[begin Page extract]
Re: [RFC PATCH v7 7/7] Restartable sequences: self-tests

Boqun Feng <boqun.feng@xxxxxxxxx> · Mon, 15 Aug 2016 08:56:17 +0800

On Sun, Aug 14, 2016 at 03:02:20PM +0000, Mathieu Desnoyers wrote:
> ----- On Aug 12, 2016, at 9:28 PM, Boqun Feng boqun.feng@xxxxxxxxx wrote:
> 
> > On Fri, Aug 12, 2016 at 06:11:45PM +0000, Mathieu Desnoyers wrote:
> >> ----- On Aug 12, 2016, at 12:35 PM, Boqun Feng boqun.feng@xxxxxxxxx wrote:
> >> 
> >> > On Fri, Aug 12, 2016 at 01:30:15PM +0800, Boqun Feng wrote:
> >> > [snip]
> >> >> > > Besides, do we allow userspace programs do read-only access to the
> >> >> > > memory objects modified by do_rseq(). If so, we have a problem when
> >> >> > > there are two writes in a do_rseq()(either in the rseq critical section
> >> >> > > or in the asm block), because in current implemetation, these two writes
> >> >> > > are unordered, which makes the readers outside a do_rseq() could observe
> >> >> > > the ordering of writes differently.
[end Page extract]
▶ Problem 1
In the mailing list reply, what does the quoted passage say causes readers outside a do_rseq() to possibly observe the ordering of writes differently?
▶ Problem 2
Summarize the mailing list reply in two sentences.
▶ Problem 3
Reproduce the part of the mailing list reply from "On Sun, Aug" to "of writes differently.".
[begin Dataset extract]
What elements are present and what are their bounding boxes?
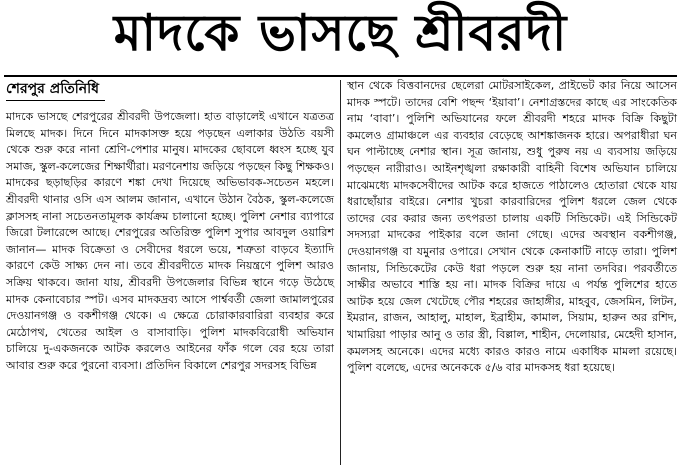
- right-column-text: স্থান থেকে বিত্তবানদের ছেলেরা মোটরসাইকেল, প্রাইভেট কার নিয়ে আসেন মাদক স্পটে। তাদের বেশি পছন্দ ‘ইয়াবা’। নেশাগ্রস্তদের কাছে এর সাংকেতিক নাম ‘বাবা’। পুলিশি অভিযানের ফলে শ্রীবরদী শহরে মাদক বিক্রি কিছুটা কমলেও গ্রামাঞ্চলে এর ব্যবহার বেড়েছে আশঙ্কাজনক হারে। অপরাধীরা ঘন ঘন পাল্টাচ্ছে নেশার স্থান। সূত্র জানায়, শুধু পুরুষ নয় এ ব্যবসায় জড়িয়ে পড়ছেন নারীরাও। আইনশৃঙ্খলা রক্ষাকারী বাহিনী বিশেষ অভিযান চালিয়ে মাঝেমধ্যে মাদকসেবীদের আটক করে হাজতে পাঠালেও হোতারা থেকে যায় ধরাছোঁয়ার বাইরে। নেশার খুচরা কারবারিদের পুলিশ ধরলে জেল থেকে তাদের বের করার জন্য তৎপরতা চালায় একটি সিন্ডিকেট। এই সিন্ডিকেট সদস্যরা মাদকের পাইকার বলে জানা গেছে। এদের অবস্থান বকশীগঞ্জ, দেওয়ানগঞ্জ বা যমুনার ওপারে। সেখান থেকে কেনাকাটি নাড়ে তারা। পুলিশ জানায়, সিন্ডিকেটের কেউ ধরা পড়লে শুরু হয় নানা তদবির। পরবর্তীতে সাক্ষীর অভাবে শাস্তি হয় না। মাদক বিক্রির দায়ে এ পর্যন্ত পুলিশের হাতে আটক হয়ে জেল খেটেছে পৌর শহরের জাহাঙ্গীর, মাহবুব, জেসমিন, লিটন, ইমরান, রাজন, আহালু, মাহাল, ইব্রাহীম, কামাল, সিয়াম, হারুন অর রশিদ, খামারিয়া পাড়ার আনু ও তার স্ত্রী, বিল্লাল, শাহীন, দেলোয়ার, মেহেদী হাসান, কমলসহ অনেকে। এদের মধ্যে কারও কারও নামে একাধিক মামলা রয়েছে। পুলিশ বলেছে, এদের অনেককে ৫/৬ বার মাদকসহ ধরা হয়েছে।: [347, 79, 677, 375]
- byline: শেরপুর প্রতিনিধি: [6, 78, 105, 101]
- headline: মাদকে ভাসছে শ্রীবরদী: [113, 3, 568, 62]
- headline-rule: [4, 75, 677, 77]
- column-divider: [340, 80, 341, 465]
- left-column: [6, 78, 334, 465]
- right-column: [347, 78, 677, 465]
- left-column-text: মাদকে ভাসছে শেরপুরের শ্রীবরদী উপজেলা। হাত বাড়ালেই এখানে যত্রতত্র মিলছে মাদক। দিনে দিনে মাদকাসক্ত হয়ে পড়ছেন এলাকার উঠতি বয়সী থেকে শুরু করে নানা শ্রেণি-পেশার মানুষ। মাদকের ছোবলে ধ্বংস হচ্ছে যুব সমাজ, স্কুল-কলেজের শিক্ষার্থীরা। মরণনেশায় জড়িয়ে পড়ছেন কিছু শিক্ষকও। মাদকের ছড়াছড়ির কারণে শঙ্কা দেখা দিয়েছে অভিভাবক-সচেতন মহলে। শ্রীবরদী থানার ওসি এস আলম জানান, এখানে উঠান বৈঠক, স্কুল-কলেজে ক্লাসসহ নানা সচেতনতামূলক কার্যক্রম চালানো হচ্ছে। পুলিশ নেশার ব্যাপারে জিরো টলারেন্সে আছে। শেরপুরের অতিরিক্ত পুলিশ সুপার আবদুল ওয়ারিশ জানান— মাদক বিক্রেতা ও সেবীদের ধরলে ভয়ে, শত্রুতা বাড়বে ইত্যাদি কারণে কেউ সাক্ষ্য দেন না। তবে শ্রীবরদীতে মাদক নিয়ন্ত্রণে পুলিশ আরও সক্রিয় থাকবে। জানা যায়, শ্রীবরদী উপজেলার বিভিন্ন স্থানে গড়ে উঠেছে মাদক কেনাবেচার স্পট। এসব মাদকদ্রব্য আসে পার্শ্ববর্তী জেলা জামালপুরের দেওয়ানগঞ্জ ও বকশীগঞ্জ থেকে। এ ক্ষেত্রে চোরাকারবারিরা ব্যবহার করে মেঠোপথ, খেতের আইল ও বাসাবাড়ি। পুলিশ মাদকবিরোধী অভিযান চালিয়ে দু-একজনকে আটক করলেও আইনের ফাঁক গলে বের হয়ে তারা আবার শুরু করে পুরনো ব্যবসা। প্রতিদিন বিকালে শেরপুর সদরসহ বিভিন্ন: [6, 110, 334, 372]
[end Dataset extract]
▶ Written response 1
In the current implementation, two writes in a do_rseq() are unordered.

▶ Written response 2
Boqun Feng replies in a thread on "[RFC PATCH v7 7/7] Restartable sequences: self-tests," quoting an earlier exchange with Mathieu Desnoyers. The quoted passage asks whether userspace programs may have read-only access to memory objects modified by do_rseq(), and notes that if so, two writes in a do_rseq() are unordered in the current implementation, so readers outside it could observe the ordering of writes differently.

▶ Written response 3
On Sun, Aug 14, 2016 at 03:02:20PM +0000, Mathieu Desnoyers wrote:
> ----- On Aug 12, 2016, at 9:28 PM, Boqun Feng boqun.feng@xxxxxxxxx wrote:
> 
> > On Fri, Aug 12, 2016 at 06:11:45PM +0000, Mathieu Desnoyers wrote:
> >> ----- On Aug 12, 2016, at 12:35 PM, Boqun Feng boqun.feng@xxxxxxxxx wrote:
> >> 
> >> > On Fri, Aug 12, 2016 at 01:30:15PM +0800, Boqun Feng wrote:
> >> > [snip]
> >> >> > > Besides, do we allow userspace programs do read-only access to the
> >> >> > > memory objects modified by do_rseq(). If so, we have a problem when
> >> >> > > there are two writes in a do_rseq()(either in the rseq critical section
> >> >> > > or in the asm block), because in current implemetation, these two writes
> >> >> > > are unordered, which makes the readers outside a do_rseq() could observe
> >> >> > > the ordering of writes differently.